>>

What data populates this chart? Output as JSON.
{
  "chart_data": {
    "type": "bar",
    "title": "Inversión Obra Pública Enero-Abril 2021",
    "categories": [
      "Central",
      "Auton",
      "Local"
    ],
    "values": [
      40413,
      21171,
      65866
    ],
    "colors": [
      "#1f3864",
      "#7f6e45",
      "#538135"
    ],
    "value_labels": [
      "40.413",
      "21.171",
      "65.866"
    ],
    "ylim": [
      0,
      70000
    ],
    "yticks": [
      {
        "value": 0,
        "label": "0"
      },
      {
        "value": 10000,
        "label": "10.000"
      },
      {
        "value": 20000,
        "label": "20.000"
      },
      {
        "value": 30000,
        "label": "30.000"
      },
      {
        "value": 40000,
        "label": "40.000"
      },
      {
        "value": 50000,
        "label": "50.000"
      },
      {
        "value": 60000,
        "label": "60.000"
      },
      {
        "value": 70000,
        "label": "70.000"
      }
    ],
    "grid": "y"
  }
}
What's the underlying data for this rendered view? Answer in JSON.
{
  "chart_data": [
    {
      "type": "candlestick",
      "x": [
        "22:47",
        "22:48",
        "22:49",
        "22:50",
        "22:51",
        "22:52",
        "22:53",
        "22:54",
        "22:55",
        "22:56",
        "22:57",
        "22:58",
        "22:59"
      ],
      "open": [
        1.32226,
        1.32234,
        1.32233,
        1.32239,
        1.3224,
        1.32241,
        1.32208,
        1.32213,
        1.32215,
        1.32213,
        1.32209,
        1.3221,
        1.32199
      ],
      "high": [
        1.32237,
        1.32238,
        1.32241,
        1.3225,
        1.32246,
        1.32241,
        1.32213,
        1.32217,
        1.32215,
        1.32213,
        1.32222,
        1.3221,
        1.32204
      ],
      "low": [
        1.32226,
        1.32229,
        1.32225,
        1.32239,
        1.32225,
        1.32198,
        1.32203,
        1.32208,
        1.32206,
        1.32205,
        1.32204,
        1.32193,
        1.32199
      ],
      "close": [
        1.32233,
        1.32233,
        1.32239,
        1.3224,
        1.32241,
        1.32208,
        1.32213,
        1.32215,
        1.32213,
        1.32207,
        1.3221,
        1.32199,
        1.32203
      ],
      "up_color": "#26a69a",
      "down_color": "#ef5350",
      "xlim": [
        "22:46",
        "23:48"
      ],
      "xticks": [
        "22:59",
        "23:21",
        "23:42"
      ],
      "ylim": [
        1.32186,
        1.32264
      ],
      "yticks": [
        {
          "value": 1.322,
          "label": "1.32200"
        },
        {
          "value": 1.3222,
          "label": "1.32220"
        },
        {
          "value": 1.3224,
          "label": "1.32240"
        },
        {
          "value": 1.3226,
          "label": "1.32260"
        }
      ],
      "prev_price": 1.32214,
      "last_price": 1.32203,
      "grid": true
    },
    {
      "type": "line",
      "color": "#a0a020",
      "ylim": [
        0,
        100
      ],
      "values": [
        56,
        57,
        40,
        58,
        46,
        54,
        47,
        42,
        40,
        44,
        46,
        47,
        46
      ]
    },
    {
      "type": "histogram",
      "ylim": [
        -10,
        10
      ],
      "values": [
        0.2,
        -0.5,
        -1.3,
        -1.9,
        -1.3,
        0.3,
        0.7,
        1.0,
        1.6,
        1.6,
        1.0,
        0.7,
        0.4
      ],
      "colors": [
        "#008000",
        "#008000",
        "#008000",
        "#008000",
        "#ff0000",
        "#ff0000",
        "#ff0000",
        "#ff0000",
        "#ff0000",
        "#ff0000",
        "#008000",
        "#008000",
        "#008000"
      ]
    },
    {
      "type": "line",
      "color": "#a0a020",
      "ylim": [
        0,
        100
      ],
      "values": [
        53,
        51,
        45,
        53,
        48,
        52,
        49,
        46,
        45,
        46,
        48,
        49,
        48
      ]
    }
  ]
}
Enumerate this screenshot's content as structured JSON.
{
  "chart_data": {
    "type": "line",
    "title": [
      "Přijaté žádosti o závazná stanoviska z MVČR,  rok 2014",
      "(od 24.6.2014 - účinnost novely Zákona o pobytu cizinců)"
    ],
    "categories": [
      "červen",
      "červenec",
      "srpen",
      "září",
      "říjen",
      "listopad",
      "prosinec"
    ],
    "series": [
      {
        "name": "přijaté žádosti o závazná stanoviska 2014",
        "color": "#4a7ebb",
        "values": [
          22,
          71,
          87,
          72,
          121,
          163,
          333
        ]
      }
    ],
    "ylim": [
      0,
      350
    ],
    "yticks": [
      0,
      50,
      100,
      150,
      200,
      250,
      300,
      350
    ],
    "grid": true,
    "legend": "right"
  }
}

<<

# Exercise objective
Check every line of the data above for the string "žádosti", and copy those that have it.

# Written solution
      "Přijaté žádosti o závazná stanoviska z MVČR,  rok 2014",
        "name": "přijaté žádosti o závazná stanoviska 2014",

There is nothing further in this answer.